** Begin **
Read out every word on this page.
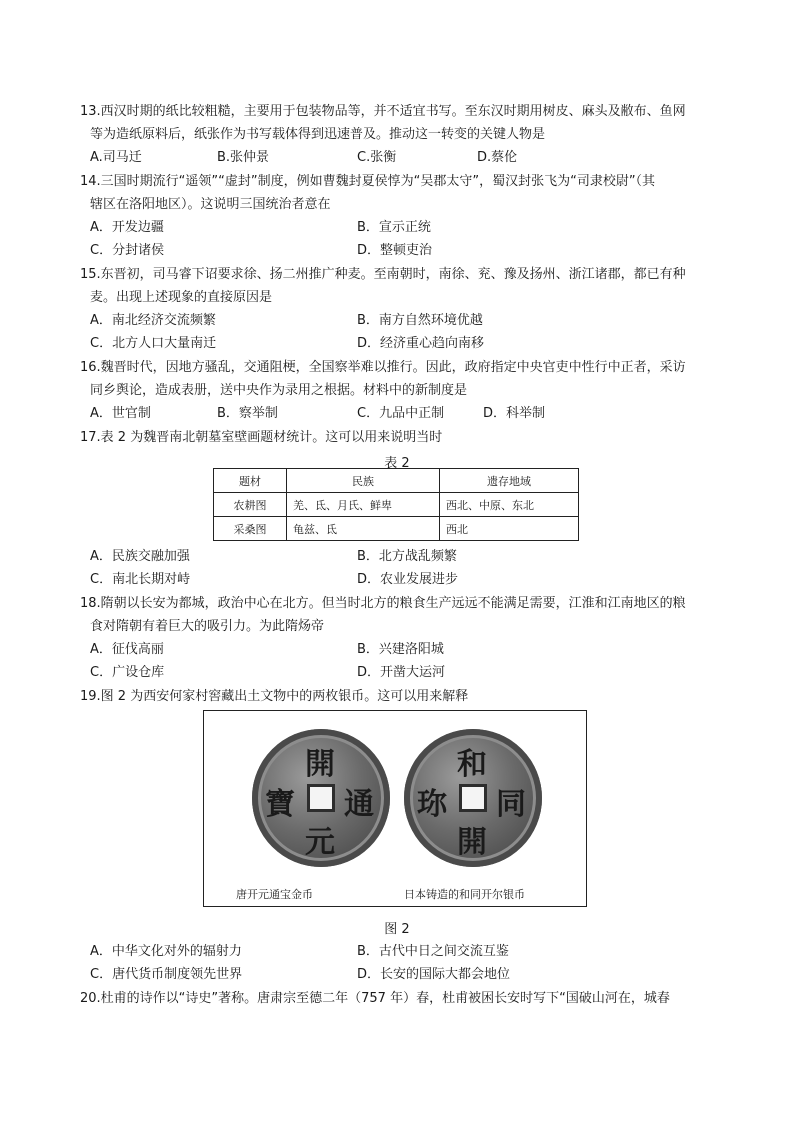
13.西汉时期的纸比较粗糙，主要用于包装物品等，并不适宜书写。至东汉时期用树皮、麻头及敝布、鱼网
等为造纸原料后，纸张作为书写载体得到迅速普及。推动这一转变的关键人物是

A.司马迁	B.张仲景	C.张衡	D.蔡伦

14.三国时期流行“遥领”“虚封”制度，例如曹魏封夏侯惇为“吴郡太守”，蜀汉封张飞为“司隶校尉”（其
辖区在洛阳地区）。这说明三国统治者意在

A．开发边疆	B．宣示正统
C．分封诸侯	D．整顿吏治

15.东晋初，司马睿下诏要求徐、扬二州推广种麦。至南朝时，南徐、兖、豫及扬州、浙江诸郡，都已有种
麦。出现上述现象的直接原因是

A．南北经济交流频繁	B．南方自然环境优越
C．北方人口大量南迁	D．经济重心趋向南移

16.魏晋时代，因地方骚乱，交通阻梗，全国察举难以推行。因此，政府指定中央官吏中性行中正者，采访
同乡舆论，造成表册，送中央作为录用之根据。材料中的新制度是

A．世官制	B．察举制	C．九品中正制	D．科举制

17.表 2 为魏晋南北朝墓室壁画题材统计。这可以用来说明当时

表 2
题材	民族	遗存地域
农耕图	羌、氐、月氏、鲜卑	西北、中原、东北
采桑图	龟兹、氐	西北
A．民族交融加强	B．北方战乱频繁
C．南北长期对峙	D．农业发展进步

18.隋朝以长安为都城，政治中心在北方。但当时北方的粮食生产远远不能满足需要，江淮和江南地区的粮
食对隋朝有着巨大的吸引力。为此隋炀帝

A．征伐高丽	B．兴建洛阳城
C．广设仓库	D．开凿大运河

19.图 2 为西安何家村窖藏出土文物中的两枚银币。这可以用来解释

開
元
通
寶
和
開
同
珎
唐开元通宝金币	日本铸造的和同开尔银币
图 2
A．中华文化对外的辐射力	B．古代中日之间交流互鉴
C．唐代货币制度领先世界	D．长安的国际大都会地位

20.杜甫的诗作以“诗史”著称。唐肃宗至德二年（757 年）春，杜甫被困长安时写下“国破山河在，城春
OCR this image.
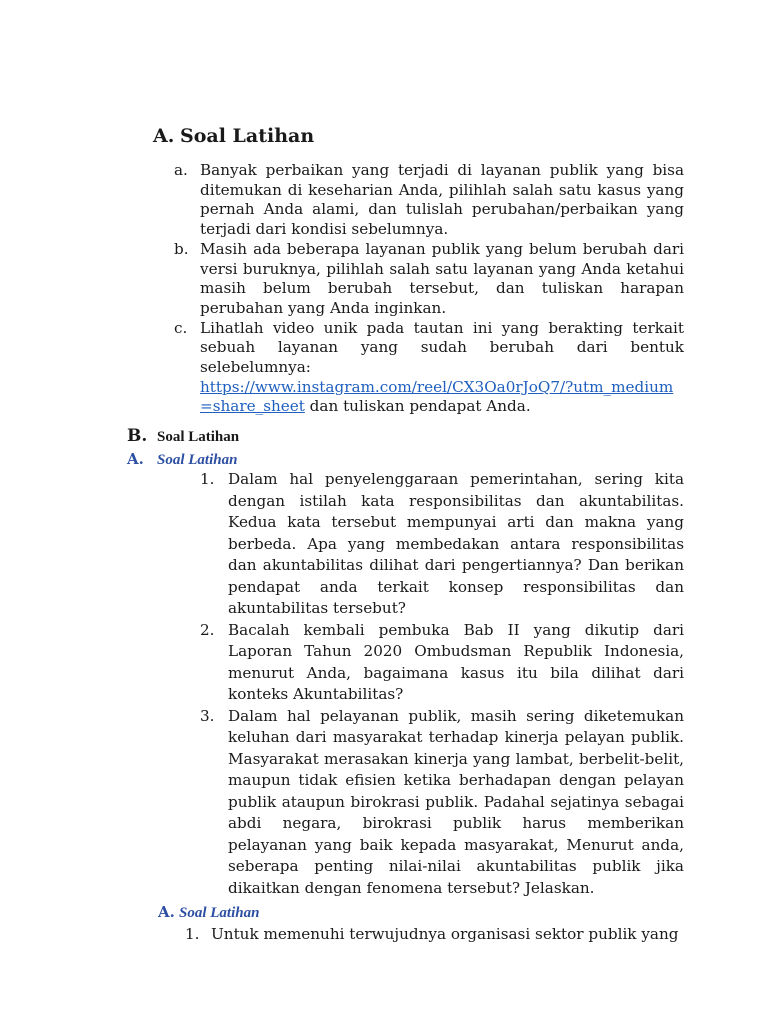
A. Soal Latihan
a. Banyak perbaikan yang terjadi di layanan publik yang bisa ditemukan di keseharian Anda, pilihlah salah satu kasus yang pernah Anda alami, dan tulislah perubahan/perbaikan yang terjadi dari kondisi sebelumnya.
b. Masih ada beberapa layanan publik yang belum berubah dari versi buruknya, pilihlah salah satu layanan yang Anda ketahui masih belum berubah tersebut, dan tuliskan harapan perubahan yang Anda inginkan.
c. Lihatlah video unik pada tautan ini yang berakting terkait sebuah layanan yang sudah berubah dari bentuk selebelumnya:
https://www.instagram.com/reel/CX3Oa0rJoQ7/?utm_medium=share_sheet dan tuliskan pendapat Anda.
B. Soal Latihan
A. Soal Latihan
1. Dalam hal penyelenggaraan pemerintahan, sering kita dengan istilah kata responsibilitas dan akuntabilitas. Kedua kata tersebut mempunyai arti dan makna yang berbeda. Apa yang membedakan antara responsibilitas dan akuntabilitas dilihat dari pengertiannya? Dan berikan pendapat anda terkait konsep responsibilitas dan akuntabilitas tersebut?
2. Bacalah kembali pembuka Bab II yang dikutip dari Laporan Tahun 2020 Ombudsman Republik Indonesia, menurut Anda, bagaimana kasus itu bila dilihat dari konteks Akuntabilitas?
3. Dalam hal pelayanan publik, masih sering diketemukan keluhan dari masyarakat terhadap kinerja pelayan publik. Masyarakat merasakan kinerja yang lambat, berbelit-belit, maupun tidak efisien ketika berhadapan dengan pelayan publik ataupun birokrasi publik. Padahal sejatinya sebagai abdi negara, birokrasi publik harus memberikan pelayanan yang baik kepada masyarakat, Menurut anda, seberapa penting nilai-nilai akuntabilitas publik jika dikaitkan dengan fenomena tersebut? Jelaskan.
A. Soal Latihan
1. Untuk memenuhi terwujudnya organisasi sektor publik yang
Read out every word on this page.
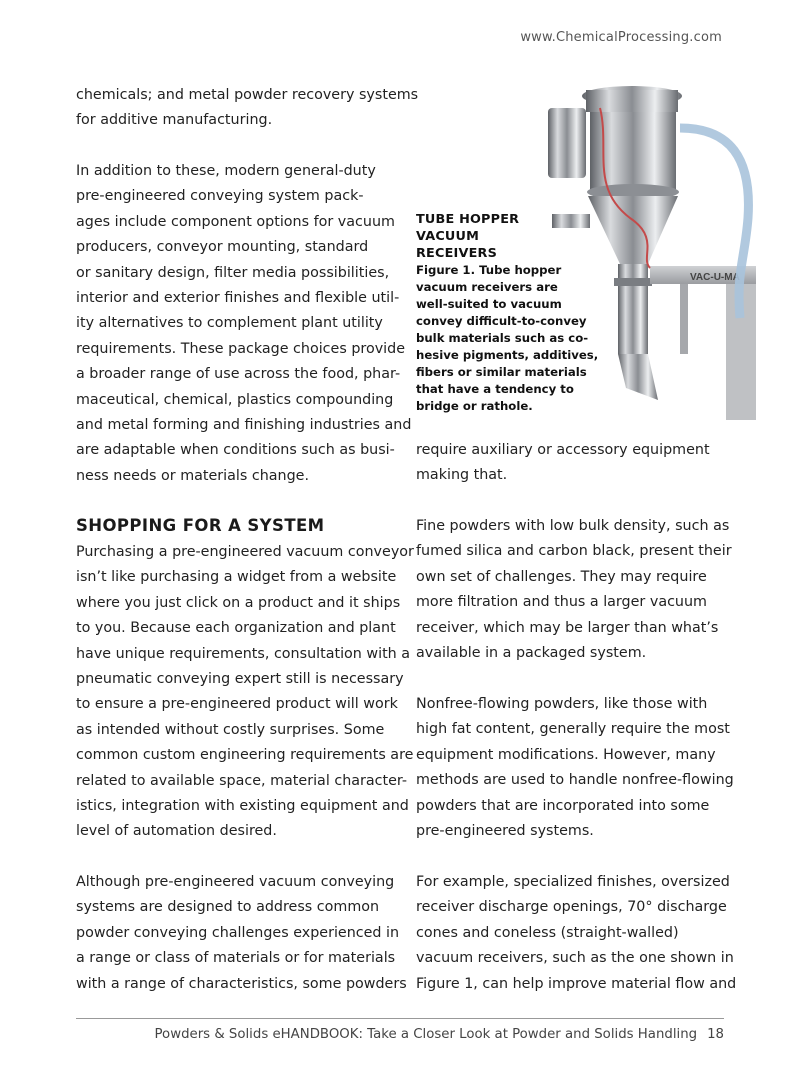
www.ChemicalProcessing.com
chemicals; and metal powder recovery systems
for additive manufacturing.
In addition to these, modern general-duty
pre-engineered conveying system pack-
ages include component options for vacuum
producers, conveyor mounting, standard
or sanitary design, filter media possibilities,
interior and exterior finishes and flexible util-
ity alternatives to complement plant utility
requirements. These package choices provide
a broader range of use across the food, phar-
maceutical, chemical, plastics compounding
and metal forming and finishing industries and
are adaptable when conditions such as busi-
ness needs or materials change.
SHOPPING FOR A SYSTEM
Purchasing a pre-engineered vacuum conveyor
isn’t like purchasing a widget from a website
where you just click on a product and it ships
to you. Because each organization and plant
have unique requirements, consultation with a
pneumatic conveying expert still is necessary
to ensure a pre-engineered product will work
as intended without costly surprises. Some
common custom engineering requirements are
related to available space, material character-
istics, integration with existing equipment and
level of automation desired.
Although pre-engineered vacuum conveying
systems are designed to address common
powder conveying challenges experienced in
a range or class of materials or for materials
with a range of characteristics, some powders
VAC-U-MA
TUBE HOPPER
VACUUM
RECEIVERS
Figure 1. Tube hopper
vacuum receivers are
well-suited to vacuum
convey difficult-to-convey
bulk materials such as co-
hesive pigments, additives,
fibers or similar materials
that have a tendency to
bridge or rathole.
require auxiliary or accessory equipment
making that.
Fine powders with low bulk density, such as
fumed silica and carbon black, present their
own set of challenges. They may require
more filtration and thus a larger vacuum
receiver, which may be larger than what’s
available in a packaged system.
Nonfree-flowing powders, like those with
high fat content, generally require the most
equipment modifications. However, many
methods are used to handle nonfree-flowing
powders that are incorporated into some
pre-engineered systems.
For example, specialized finishes, oversized
receiver discharge openings, 70° discharge
cones and coneless (straight-walled)
vacuum receivers, such as the one shown in
Figure 1, can help improve material flow and
Powders & Solids eHANDBOOK: Take a Closer Look at Powder and Solids Handling 18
** End **
Task statement
Search the data for "conveyor". Copy every line that has it.

Solution to this task
producers, conveyor mounting, standard
Purchasing a pre-engineered vacuum conveyor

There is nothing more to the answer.